Reproduce the entries exactly.

□ □ □

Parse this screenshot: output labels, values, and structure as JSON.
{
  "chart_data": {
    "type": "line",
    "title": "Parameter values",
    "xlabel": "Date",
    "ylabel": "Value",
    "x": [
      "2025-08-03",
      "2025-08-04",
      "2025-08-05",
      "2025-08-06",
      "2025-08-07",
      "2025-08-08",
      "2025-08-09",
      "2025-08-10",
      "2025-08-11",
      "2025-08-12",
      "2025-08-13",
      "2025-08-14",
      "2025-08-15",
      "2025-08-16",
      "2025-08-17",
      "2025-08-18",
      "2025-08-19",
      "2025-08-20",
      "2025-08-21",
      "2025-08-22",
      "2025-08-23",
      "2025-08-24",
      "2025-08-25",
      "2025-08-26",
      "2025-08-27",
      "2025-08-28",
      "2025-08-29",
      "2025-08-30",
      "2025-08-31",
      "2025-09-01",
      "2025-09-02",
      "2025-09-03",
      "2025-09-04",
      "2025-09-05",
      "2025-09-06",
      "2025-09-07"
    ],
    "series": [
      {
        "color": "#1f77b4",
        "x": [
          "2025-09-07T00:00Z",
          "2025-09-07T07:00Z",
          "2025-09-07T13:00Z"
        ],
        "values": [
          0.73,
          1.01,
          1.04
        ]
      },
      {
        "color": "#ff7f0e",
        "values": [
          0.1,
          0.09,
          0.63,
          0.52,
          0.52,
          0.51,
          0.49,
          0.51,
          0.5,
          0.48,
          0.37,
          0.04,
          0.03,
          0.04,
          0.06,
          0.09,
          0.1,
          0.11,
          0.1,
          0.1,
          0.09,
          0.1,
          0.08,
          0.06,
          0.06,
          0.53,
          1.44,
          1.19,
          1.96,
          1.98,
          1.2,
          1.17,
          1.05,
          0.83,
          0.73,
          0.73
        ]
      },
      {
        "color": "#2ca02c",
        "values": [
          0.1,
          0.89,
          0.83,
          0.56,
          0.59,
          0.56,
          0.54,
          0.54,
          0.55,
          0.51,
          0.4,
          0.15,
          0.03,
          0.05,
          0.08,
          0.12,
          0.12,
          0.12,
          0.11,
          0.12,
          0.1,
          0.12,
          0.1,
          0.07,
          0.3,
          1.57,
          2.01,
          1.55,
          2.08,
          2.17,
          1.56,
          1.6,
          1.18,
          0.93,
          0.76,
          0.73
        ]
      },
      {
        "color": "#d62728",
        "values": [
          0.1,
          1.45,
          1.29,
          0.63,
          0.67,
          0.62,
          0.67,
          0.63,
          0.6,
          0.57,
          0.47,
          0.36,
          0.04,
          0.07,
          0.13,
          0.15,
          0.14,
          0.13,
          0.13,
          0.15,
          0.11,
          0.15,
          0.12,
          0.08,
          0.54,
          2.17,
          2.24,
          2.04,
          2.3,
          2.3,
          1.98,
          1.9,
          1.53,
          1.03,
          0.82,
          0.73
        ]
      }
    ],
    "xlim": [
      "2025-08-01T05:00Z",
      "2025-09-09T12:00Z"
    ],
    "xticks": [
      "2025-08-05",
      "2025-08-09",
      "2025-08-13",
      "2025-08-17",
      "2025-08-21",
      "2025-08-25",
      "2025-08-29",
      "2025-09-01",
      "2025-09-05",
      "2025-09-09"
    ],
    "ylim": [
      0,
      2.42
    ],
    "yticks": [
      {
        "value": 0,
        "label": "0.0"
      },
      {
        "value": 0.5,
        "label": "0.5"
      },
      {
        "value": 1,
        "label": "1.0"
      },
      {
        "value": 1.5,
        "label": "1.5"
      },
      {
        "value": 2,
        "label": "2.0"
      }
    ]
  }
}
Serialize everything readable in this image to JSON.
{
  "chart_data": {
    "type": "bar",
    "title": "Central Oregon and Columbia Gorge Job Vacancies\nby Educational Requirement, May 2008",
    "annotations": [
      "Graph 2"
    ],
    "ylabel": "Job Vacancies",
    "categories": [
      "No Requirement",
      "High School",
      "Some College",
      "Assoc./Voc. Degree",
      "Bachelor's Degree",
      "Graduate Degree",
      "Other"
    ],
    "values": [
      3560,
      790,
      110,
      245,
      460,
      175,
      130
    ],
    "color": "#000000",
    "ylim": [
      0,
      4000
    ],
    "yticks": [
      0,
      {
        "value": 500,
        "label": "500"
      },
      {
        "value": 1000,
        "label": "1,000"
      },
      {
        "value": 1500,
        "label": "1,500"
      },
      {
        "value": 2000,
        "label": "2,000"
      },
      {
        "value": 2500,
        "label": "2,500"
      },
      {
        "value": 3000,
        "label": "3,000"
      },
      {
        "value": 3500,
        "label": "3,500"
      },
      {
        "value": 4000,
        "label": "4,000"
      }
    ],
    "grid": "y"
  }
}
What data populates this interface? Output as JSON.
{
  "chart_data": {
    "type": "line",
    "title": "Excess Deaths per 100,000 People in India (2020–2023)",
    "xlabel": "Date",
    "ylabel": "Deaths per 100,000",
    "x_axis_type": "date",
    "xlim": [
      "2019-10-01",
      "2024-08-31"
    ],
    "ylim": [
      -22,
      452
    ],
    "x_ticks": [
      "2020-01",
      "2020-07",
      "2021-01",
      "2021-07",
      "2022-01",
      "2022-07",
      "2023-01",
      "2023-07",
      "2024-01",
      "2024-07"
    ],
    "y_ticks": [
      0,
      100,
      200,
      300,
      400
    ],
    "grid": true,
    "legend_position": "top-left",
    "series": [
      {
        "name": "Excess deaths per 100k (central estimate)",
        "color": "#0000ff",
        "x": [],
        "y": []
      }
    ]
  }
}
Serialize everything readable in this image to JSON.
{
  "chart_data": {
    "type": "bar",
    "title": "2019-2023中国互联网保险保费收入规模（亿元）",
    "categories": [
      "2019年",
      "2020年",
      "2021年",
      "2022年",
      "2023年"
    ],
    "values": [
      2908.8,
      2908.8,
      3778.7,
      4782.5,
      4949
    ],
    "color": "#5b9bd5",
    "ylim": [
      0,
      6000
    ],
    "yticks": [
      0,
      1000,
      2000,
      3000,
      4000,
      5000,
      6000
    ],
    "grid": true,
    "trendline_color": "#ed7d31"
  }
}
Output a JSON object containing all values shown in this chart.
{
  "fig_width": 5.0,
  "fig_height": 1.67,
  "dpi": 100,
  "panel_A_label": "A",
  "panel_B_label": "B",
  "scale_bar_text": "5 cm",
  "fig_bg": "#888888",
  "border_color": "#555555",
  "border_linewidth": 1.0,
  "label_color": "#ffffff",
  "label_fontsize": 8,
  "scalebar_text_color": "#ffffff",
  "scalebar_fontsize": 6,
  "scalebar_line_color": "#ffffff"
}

□ □ □

-- Complete output --
Parse this screenshot: output labels, values, and structure as JSON.
{
  "chart_data": {
    "type": "line",
    "title": "Parameter values",
    "xlabel": "Date",
    "ylabel": "Value",
    "x": [
      "2025-08-03",
      "2025-08-04",
      "2025-08-05",
      "2025-08-06",
      "2025-08-07",
      "2025-08-08",
      "2025-08-09",
      "2025-08-10",
      "2025-08-11",
      "2025-08-12",
      "2025-08-13",
      "2025-08-14",
      "2025-08-15",
      "2025-08-16",
      "2025-08-17",
      "2025-08-18",
      "2025-08-19",
      "2025-08-20",
      "2025-08-21",
      "2025-08-22",
      "2025-08-23",
      "2025-08-24",
      "2025-08-25",
      "2025-08-26",
      "2025-08-27",
      "2025-08-28",
      "2025-08-29",
      "2025-08-30",
      "2025-08-31",
      "2025-09-01",
      "2025-09-02",
      "2025-09-03",
      "2025-09-04",
      "2025-09-05",
      "2025-09-06",
      "2025-09-07"
    ],
    "series": [
      {
        "color": "#1f77b4",
        "x": [
          "2025-09-07T00:00Z",
          "2025-09-07T07:00Z",
          "2025-09-07T13:00Z"
        ],
        "values": [
          0.73,
          1.01,
          1.04
        ]
      },
      {
        "color": "#ff7f0e",
        "values": [
          0.1,
          0.09,
          0.63,
          0.52,
          0.52,
          0.51,
          0.49,
          0.51,
          0.5,
          0.48,
          0.37,
          0.04,
          0.03,
          0.04,
          0.06,
          0.09,
          0.1,
          0.11,
          0.1,
          0.1,
          0.09,
          0.1,
          0.08,
          0.06,
          0.06,
          0.53,
          1.44,
          1.19,
          1.96,
          1.98,
          1.2,
          1.17,
          1.05,
          0.83,
          0.73,
          0.73
        ]
      },
      {
        "color": "#2ca02c",
        "values": [
          0.1,
          0.89,
          0.83,
          0.56,
          0.59,
          0.56,
          0.54,
          0.54,
          0.55,
          0.51,
          0.4,
          0.15,
          0.03,
          0.05,
          0.08,
          0.12,
          0.12,
          0.12,
          0.11,
          0.12,
          0.1,
          0.12,
          0.1,
          0.07,
          0.3,
          1.57,
          2.01,
          1.55,
          2.08,
          2.17,
          1.56,
          1.6,
          1.18,
          0.93,
          0.76,
          0.73
        ]
      },
      {
        "color": "#d62728",
        "values": [
          0.1,
          1.45,
          1.29,
          0.63,
          0.67,
          0.62,
          0.67,
          0.63,
          0.6,
          0.57,
          0.47,
          0.36,
          0.04,
          0.07,
          0.13,
          0.15,
          0.14,
          0.13,
          0.13,
          0.15,
          0.11,
          0.15,
          0.12,
          0.08,
          0.54,
          2.17,
          2.24,
          2.04,
          2.3,
          2.3,
          1.98,
          1.9,
          1.53,
          1.03,
          0.82,
          0.73
        ]
      }
    ],
    "xlim": [
      "2025-08-01T05:00Z",
      "2025-09-09T12:00Z"
    ],
    "xticks": [
      "2025-08-05",
      "2025-08-09",
      "2025-08-13",
      "2025-08-17",
      "2025-08-21",
      "2025-08-25",
      "2025-08-29",
      "2025-09-01",
      "2025-09-05",
      "2025-09-09"
    ],
    "ylim": [
      0,
      2.42
    ],
    "yticks": [
      {
        "value": 0,
        "label": "0.0"
      },
      {
        "value": 0.5,
        "label": "0.5"
      },
      {
        "value": 1,
        "label": "1.0"
      },
      {
        "value": 1.5,
        "label": "1.5"
      },
      {
        "value": 2,
        "label": "2.0"
      }
    ]
  }
}
Serialize everything readable in this image to JSON.
{
  "chart_data": {
    "type": "bar",
    "title": "Central Oregon and Columbia Gorge Job Vacancies\nby Educational Requirement, May 2008",
    "annotations": [
      "Graph 2"
    ],
    "ylabel": "Job Vacancies",
    "categories": [
      "No Requirement",
      "High School",
      "Some College",
      "Assoc./Voc. Degree",
      "Bachelor's Degree",
      "Graduate Degree",
      "Other"
    ],
    "values": [
      3560,
      790,
      110,
      245,
      460,
      175,
      130
    ],
    "color": "#000000",
    "ylim": [
      0,
      4000
    ],
    "yticks": [
      0,
      {
        "value": 500,
        "label": "500"
      },
      {
        "value": 1000,
        "label": "1,000"
      },
      {
        "value": 1500,
        "label": "1,500"
      },
      {
        "value": 2000,
        "label": "2,000"
      },
      {
        "value": 2500,
        "label": "2,500"
      },
      {
        "value": 3000,
        "label": "3,000"
      },
      {
        "value": 3500,
        "label": "3,500"
      },
      {
        "value": 4000,
        "label": "4,000"
      }
    ],
    "grid": "y"
  }
}
What data populates this interface? Output as JSON.
{
  "chart_data": {
    "type": "line",
    "title": "Excess Deaths per 100,000 People in India (2020–2023)",
    "xlabel": "Date",
    "ylabel": "Deaths per 100,000",
    "x_axis_type": "date",
    "xlim": [
      "2019-10-01",
      "2024-08-31"
    ],
    "ylim": [
      -22,
      452
    ],
    "x_ticks": [
      "2020-01",
      "2020-07",
      "2021-01",
      "2021-07",
      "2022-01",
      "2022-07",
      "2023-01",
      "2023-07",
      "2024-01",
      "2024-07"
    ],
    "y_ticks": [
      0,
      100,
      200,
      300,
      400
    ],
    "grid": true,
    "legend_position": "top-left",
    "series": [
      {
        "name": "Excess deaths per 100k (central estimate)",
        "color": "#0000ff",
        "x": [],
        "y": []
      }
    ]
  }
}
Serialize everything readable in this image to JSON.
{
  "chart_data": {
    "type": "bar",
    "title": "2019-2023中国互联网保险保费收入规模（亿元）",
    "categories": [
      "2019年",
      "2020年",
      "2021年",
      "2022年",
      "2023年"
    ],
    "values": [
      2908.8,
      2908.8,
      3778.7,
      4782.5,
      4949
    ],
    "color": "#5b9bd5",
    "ylim": [
      0,
      6000
    ],
    "yticks": [
      0,
      1000,
      2000,
      3000,
      4000,
      5000,
      6000
    ],
    "grid": true,
    "trendline_color": "#ed7d31"
  }
}
Output a JSON object containing all values shown in this chart.
{
  "fig_width": 5.0,
  "fig_height": 1.67,
  "dpi": 100,
  "panel_A_label": "A",
  "panel_B_label": "B",
  "scale_bar_text": "5 cm",
  "fig_bg": "#888888",
  "border_color": "#555555",
  "border_linewidth": 1.0,
  "label_color": "#ffffff",
  "label_fontsize": 8,
  "scalebar_text_color": "#ffffff",
  "scalebar_fontsize": 6,
  "scalebar_line_color": "#ffffff"
}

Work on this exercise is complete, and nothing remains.